What you should do: Can you pull out each line of the data below that includes the word "Journal"?

Start of Material provided

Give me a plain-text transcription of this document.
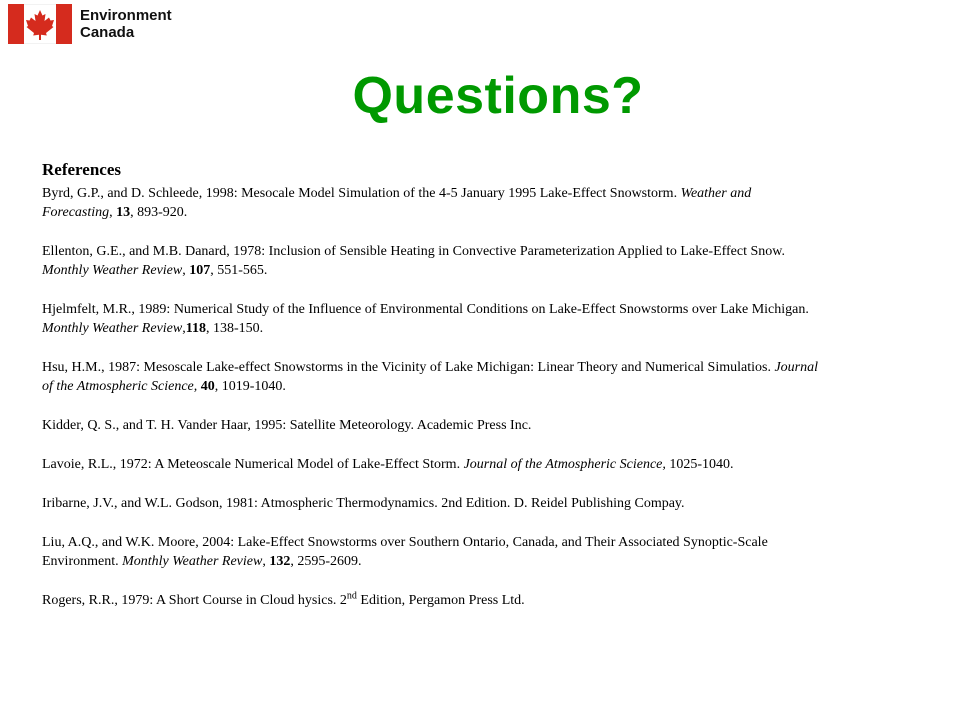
Environment
Canada
Questions?
References

Byrd, G.P., and D. Schleede, 1998: Mesocale Model Simulation of the 4-5 January 1995 Lake-Effect Snowstorm. Weather and Forecasting, 13, 893-920.

Ellenton, G.E., and M.B. Danard, 1978: Inclusion of Sensible Heating in Convective Parameterization Applied to Lake-Effect Snow. Monthly Weather Review, 107, 551-565.

Hjelmfelt, M.R., 1989: Numerical Study of the Influence of Environmental Conditions on Lake-Effect Snowstorms over Lake Michigan. Monthly Weather Review,118, 138-150.

Hsu, H.M., 1987: Mesoscale Lake-effect Snowstorms in the Vicinity of Lake Michigan: Linear Theory and Numerical Simulatios. Journal of the Atmospheric Science, 40, 1019-1040.

Kidder, Q. S., and T. H. Vander Haar, 1995: Satellite Meteorology. Academic Press Inc.

Lavoie, R.L., 1972: A Meteoscale Numerical Model of Lake-Effect Storm. Journal of the Atmospheric Science, 1025-1040.

Iribarne, J.V., and W.L. Godson, 1981: Atmospheric Thermodynamics. 2nd Edition. D. Reidel Publishing Compay.

Liu, A.Q., and W.K. Moore, 2004: Lake-Effect Snowstorms over Southern Ontario, Canada, and Their Associated Synoptic-Scale Environment. Monthly Weather Review, 132, 2595-2609.

Rogers, R.R., 1979: A Short Course in Cloud hysics. 2nd Edition, Pergamon Press Ltd.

End of Material provided

The solution:
Hsu, H.M., 1987: Mesoscale Lake-effect Snowstorms in the Vicinity of Lake Michigan: Linear Theory and Numerical Simulatios. Journal of the Atmospheric Science, 40, 1019-1040.
Lavoie, R.L., 1972: A Meteoscale Numerical Model of Lake-Effect Storm. Journal of the Atmospheric Science, 1025-1040.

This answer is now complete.